> **YOUR INSTRUCTIONS**:
Return all of the entries word for word, but omit the pictures they contain.

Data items
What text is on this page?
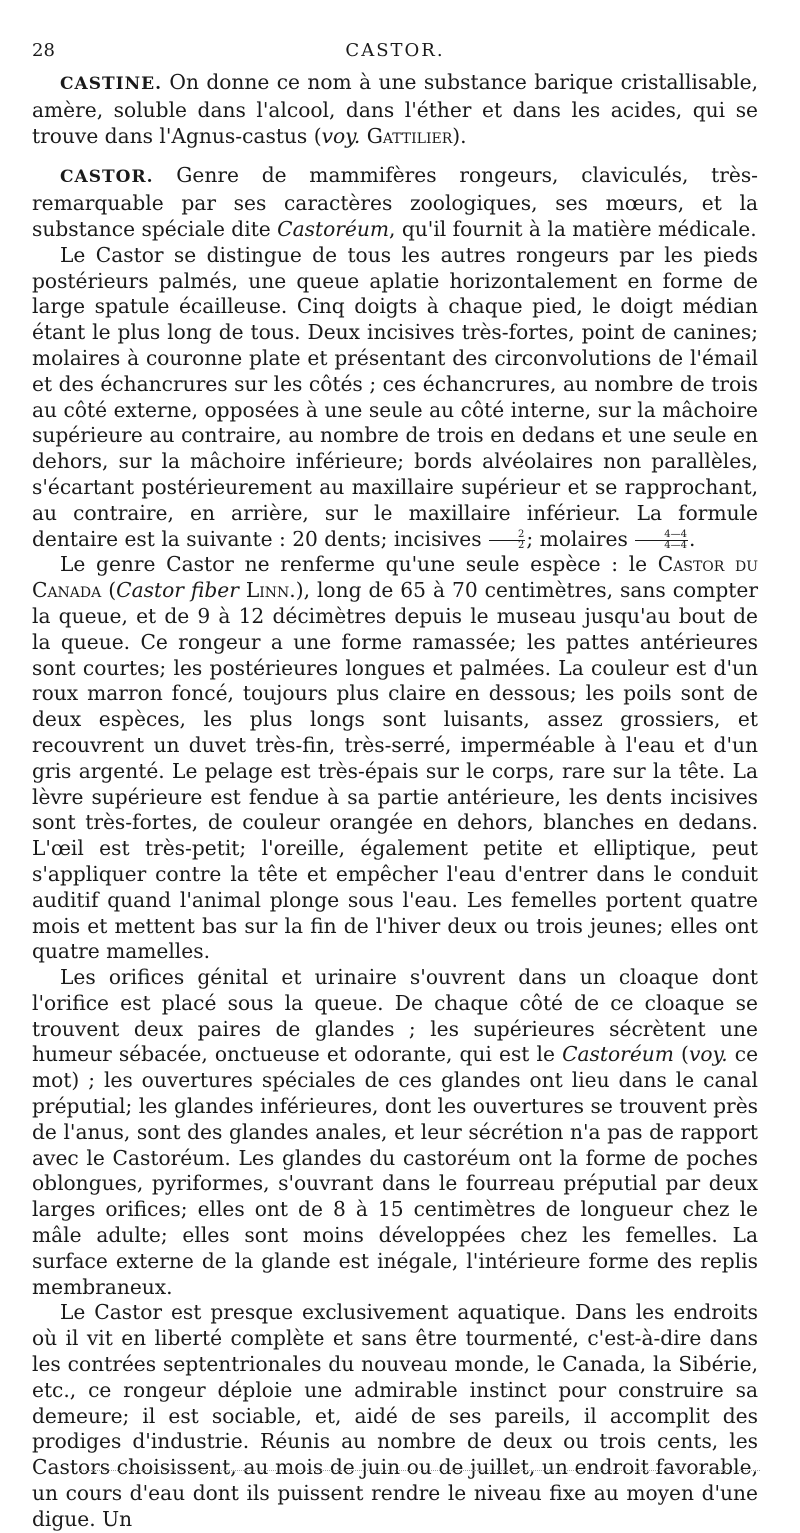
28	CASTOR.

CASTINE. On donne ce nom à une substance barique cristallisable, amère, soluble dans l'alcool, dans l'éther et dans les acides, qui se trouve dans l'Agnus-castus (voy. Gattilier).

CASTOR. Genre de mammifères rongeurs, claviculés, très-remarquable par ses caractères zoologiques, ses mœurs, et la substance spéciale dite Castoréum, qu'il fournit à la matière médicale.

Le Castor se distingue de tous les autres rongeurs par les pieds postérieurs palmés, une queue aplatie horizontalement en forme de large spatule écailleuse. Cinq doigts à chaque pied, le doigt médian étant le plus long de tous. Deux incisives très-fortes, point de canines; molaires à couronne plate et présentant des circonvolutions de l'émail et des échancrures sur les côtés ; ces échancrures, au nombre de trois au côté externe, opposées à une seule au côté interne, sur la mâchoire supérieure au contraire, au nombre de trois en dedans et une seule en dehors, sur la mâchoire inférieure; bords alvéolaires non parallèles, s'écartant postérieurement au maxillaire supérieur et se rapprochant, au contraire, en arrière, sur le maxillaire inférieur. La formule dentaire est la suivante : 20 dents; incisives $\frac{2}{2}$ ; molaires $\frac{4—4}{4—4}$ .

Le genre Castor ne renferme qu'une seule espèce : le Castor du Canada (Castor fiber Linn.), long de 65 à 70 centimètres, sans compter la queue, et de 9 à 12 décimètres depuis le museau jusqu'au bout de la queue. Ce rongeur a une forme ramassée; les pattes antérieures sont courtes; les postérieures longues et palmées. La couleur est d'un roux marron foncé, toujours plus claire en dessous; les poils sont de deux espèces, les plus longs sont luisants, assez grossiers, et recouvrent un duvet très-fin, très-serré, imperméable à l'eau et d'un gris argenté. Le pelage est très-épais sur le corps, rare sur la tête. La lèvre supérieure est fendue à sa partie antérieure, les dents incisives sont très-fortes, de couleur orangée en dehors, blanches en dedans. L'œil est très-petit; l'oreille, également petite et elliptique, peut s'appliquer contre la tête et empêcher l'eau d'entrer dans le conduit auditif quand l'animal plonge sous l'eau. Les femelles portent quatre mois et mettent bas sur la fin de l'hiver deux ou trois jeunes; elles ont quatre mamelles.

Les orifices génital et urinaire s'ouvrent dans un cloaque dont l'orifice est placé sous la queue. De chaque côté de ce cloaque se trouvent deux paires de glandes ; les supérieures sécrètent une humeur sébacée, onctueuse et odorante, qui est le Castoréum (voy. ce mot) ; les ouvertures spéciales de ces glandes ont lieu dans le canal préputial; les glandes inférieures, dont les ouvertures se trouvent près de l'anus, sont des glandes anales, et leur sécrétion n'a pas de rapport avec le Castoréum. Les glandes du castoréum ont la forme de poches oblongues, pyriformes, s'ouvrant dans le fourreau préputial par deux larges orifices; elles ont de 8 à 15 centimètres de longueur chez le mâle adulte; elles sont moins développées chez les femelles. La surface externe de la glande est inégale, l'intérieure forme des replis membraneux.

Le Castor est presque exclusivement aquatique. Dans les endroits où il vit en liberté complète et sans être tourmenté, c'est-à-dire dans les contrées septentrionales du nouveau monde, le Canada, la Sibérie, etc., ce rongeur déploie une admirable instinct pour construire sa demeure; il est sociable, et, aidé de ses pareils, il accomplit des prodiges d'industrie. Réunis au nombre de deux ou trois cents, les Castors choisissent, au mois de juin ou de juillet, un endroit favorable, un cours d'eau dont ils puissent rendre le niveau fixe au moyen d'une digue. Un
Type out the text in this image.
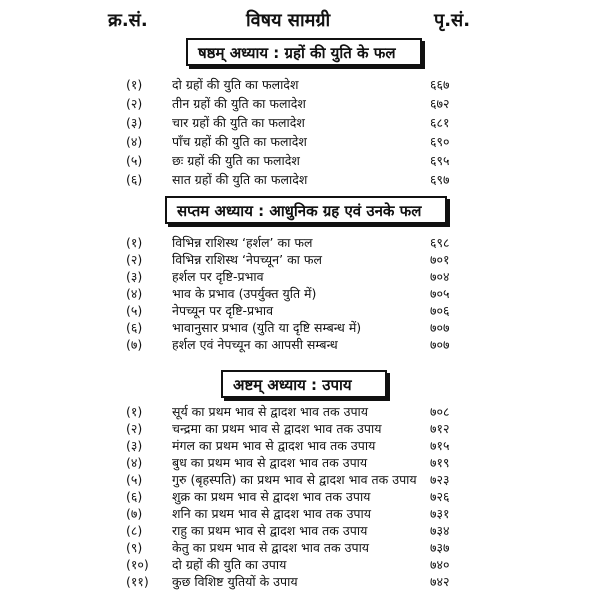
क्र.सं.	विषय सामग्री	पृ.सं.
षष्ठम् अध्याय : ग्रहों की युति के फल
(१)	दो ग्रहों की युति का फलादेश	६६७
(२)	तीन ग्रहों की युति का फलादेश	६७२
(३)	चार ग्रहों की युति का फलादेश	६८१
(४)	पाँच ग्रहों की युति का फलादेश	६९०
(५)	छः ग्रहों की युति का फलादेश	६९५
(६)	सात ग्रहों की युति का फलादेश	६९७
सप्तम अध्याय : आधुनिक ग्रह एवं उनके फल
(१)	विभिन्न राशिस्थ ‘हर्शल’ का फल	६९८
(२)	विभिन्न राशिस्थ ‘नेपच्यून’ का फल	७०१
(३)	हर्शल पर दृष्टि-प्रभाव	७०४
(४)	भाव के प्रभाव (उपर्युक्त युति में)	७०५
(५)	नेपच्यून पर दृष्टि-प्रभाव	७०६
(६)	भावानुसार प्रभाव (युति या दृष्टि सम्बन्ध में)	७०७
(७)	हर्शल एवं नेपच्यून का आपसी सम्बन्ध	७०७
अष्टम् अध्याय : उपाय
(१)	सूर्य का प्रथम भाव से द्वादश भाव तक उपाय	७०८
(२)	चन्द्रमा का प्रथम भाव से द्वादश भाव तक उपाय	७१२
(३)	मंगल का प्रथम भाव से द्वादश भाव तक उपाय	७१५
(४)	बुध का प्रथम भाव से द्वादश भाव तक उपाय	७१९
(५)	गुरु (बृहस्पति) का प्रथम भाव से द्वादश भाव तक उपाय ७२३
(६)	शुक्र का प्रथम भाव से द्वादश भाव तक उपाय	७२६
(७)	शनि का प्रथम भाव से द्वादश भाव तक उपाय	७३१
(८)	राहु का प्रथम भाव से द्वादश भाव तक उपाय	७३४
(९)	केतु का प्रथम भाव से द्वादश भाव तक उपाय	७३७
(१०)	दो ग्रहों की युति का उपाय	७४०
(११)	कुछ विशिष्ट युतियों के उपाय	७४२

> **RESULT**:
What text is on this page?
28	CASTOR.

CASTINE. On donne ce nom à une substance barique cristallisable, amère, soluble dans l'alcool, dans l'éther et dans les acides, qui se trouve dans l'Agnus-castus (voy. Gattilier).

CASTOR. Genre de mammifères rongeurs, claviculés, très-remarquable par ses caractères zoologiques, ses mœurs, et la substance spéciale dite Castoréum, qu'il fournit à la matière médicale.

Le Castor se distingue de tous les autres rongeurs par les pieds postérieurs palmés, une queue aplatie horizontalement en forme de large spatule écailleuse. Cinq doigts à chaque pied, le doigt médian étant le plus long de tous. Deux incisives très-fortes, point de canines; molaires à couronne plate et présentant des circonvolutions de l'émail et des échancrures sur les côtés ; ces échancrures, au nombre de trois au côté externe, opposées à une seule au côté interne, sur la mâchoire supérieure au contraire, au nombre de trois en dedans et une seule en dehors, sur la mâchoire inférieure; bords alvéolaires non parallèles, s'écartant postérieurement au maxillaire supérieur et se rapprochant, au contraire, en arrière, sur le maxillaire inférieur. La formule dentaire est la suivante : 20 dents; incisives $\frac{2}{2}$ ; molaires $\frac{4—4}{4—4}$ .

Le genre Castor ne renferme qu'une seule espèce : le Castor du Canada (Castor fiber Linn.), long de 65 à 70 centimètres, sans compter la queue, et de 9 à 12 décimètres depuis le museau jusqu'au bout de la queue. Ce rongeur a une forme ramassée; les pattes antérieures sont courtes; les postérieures longues et palmées. La couleur est d'un roux marron foncé, toujours plus claire en dessous; les poils sont de deux espèces, les plus longs sont luisants, assez grossiers, et recouvrent un duvet très-fin, très-serré, imperméable à l'eau et d'un gris argenté. Le pelage est très-épais sur le corps, rare sur la tête. La lèvre supérieure est fendue à sa partie antérieure, les dents incisives sont très-fortes, de couleur orangée en dehors, blanches en dedans. L'œil est très-petit; l'oreille, également petite et elliptique, peut s'appliquer contre la tête et empêcher l'eau d'entrer dans le conduit auditif quand l'animal plonge sous l'eau. Les femelles portent quatre mois et mettent bas sur la fin de l'hiver deux ou trois jeunes; elles ont quatre mamelles.

Les orifices génital et urinaire s'ouvrent dans un cloaque dont l'orifice est placé sous la queue. De chaque côté de ce cloaque se trouvent deux paires de glandes ; les supérieures sécrètent une humeur sébacée, onctueuse et odorante, qui est le Castoréum (voy. ce mot) ; les ouvertures spéciales de ces glandes ont lieu dans le canal préputial; les glandes inférieures, dont les ouvertures se trouvent près de l'anus, sont des glandes anales, et leur sécrétion n'a pas de rapport avec le Castoréum. Les glandes du castoréum ont la forme de poches oblongues, pyriformes, s'ouvrant dans le fourreau préputial par deux larges orifices; elles ont de 8 à 15 centimètres de longueur chez le mâle adulte; elles sont moins développées chez les femelles. La surface externe de la glande est inégale, l'intérieure forme des replis membraneux.

Le Castor est presque exclusivement aquatique. Dans les endroits où il vit en liberté complète et sans être tourmenté, c'est-à-dire dans les contrées septentrionales du nouveau monde, le Canada, la Sibérie, etc., ce rongeur déploie une admirable instinct pour construire sa demeure; il est sociable, et, aidé de ses pareils, il accomplit des prodiges d'industrie. Réunis au nombre de deux ou trois cents, les Castors choisissent, au mois de juin ou de juillet, un endroit favorable, un cours d'eau dont ils puissent rendre le niveau fixe au moyen d'une digue. Un
Type out the text in this image.
क्र.सं.	विषय सामग्री	पृ.सं.
षष्ठम् अध्याय : ग्रहों की युति के फल
(१)	दो ग्रहों की युति का फलादेश	६६७
(२)	तीन ग्रहों की युति का फलादेश	६७२
(३)	चार ग्रहों की युति का फलादेश	६८१
(४)	पाँच ग्रहों की युति का फलादेश	६९०
(५)	छः ग्रहों की युति का फलादेश	६९५
(६)	सात ग्रहों की युति का फलादेश	६९७
सप्तम अध्याय : आधुनिक ग्रह एवं उनके फल
(१)	विभिन्न राशिस्थ ‘हर्शल’ का फल	६९८
(२)	विभिन्न राशिस्थ ‘नेपच्यून’ का फल	७०१
(३)	हर्शल पर दृष्टि-प्रभाव	७०४
(४)	भाव के प्रभाव (उपर्युक्त युति में)	७०५
(५)	नेपच्यून पर दृष्टि-प्रभाव	७०६
(६)	भावानुसार प्रभाव (युति या दृष्टि सम्बन्ध में)	७०७
(७)	हर्शल एवं नेपच्यून का आपसी सम्बन्ध	७०७
अष्टम् अध्याय : उपाय
(१)	सूर्य का प्रथम भाव से द्वादश भाव तक उपाय	७०८
(२)	चन्द्रमा का प्रथम भाव से द्वादश भाव तक उपाय	७१२
(३)	मंगल का प्रथम भाव से द्वादश भाव तक उपाय	७१५
(४)	बुध का प्रथम भाव से द्वादश भाव तक उपाय	७१९
(५)	गुरु (बृहस्पति) का प्रथम भाव से द्वादश भाव तक उपाय ७२३
(६)	शुक्र का प्रथम भाव से द्वादश भाव तक उपाय	७२६
(७)	शनि का प्रथम भाव से द्वादश भाव तक उपाय	७३१
(८)	राहु का प्रथम भाव से द्वादश भाव तक उपाय	७३४
(९)	केतु का प्रथम भाव से द्वादश भाव तक उपाय	७३७
(१०)	दो ग्रहों की युति का उपाय	७४०
(११)	कुछ विशिष्ट युतियों के उपाय	७४२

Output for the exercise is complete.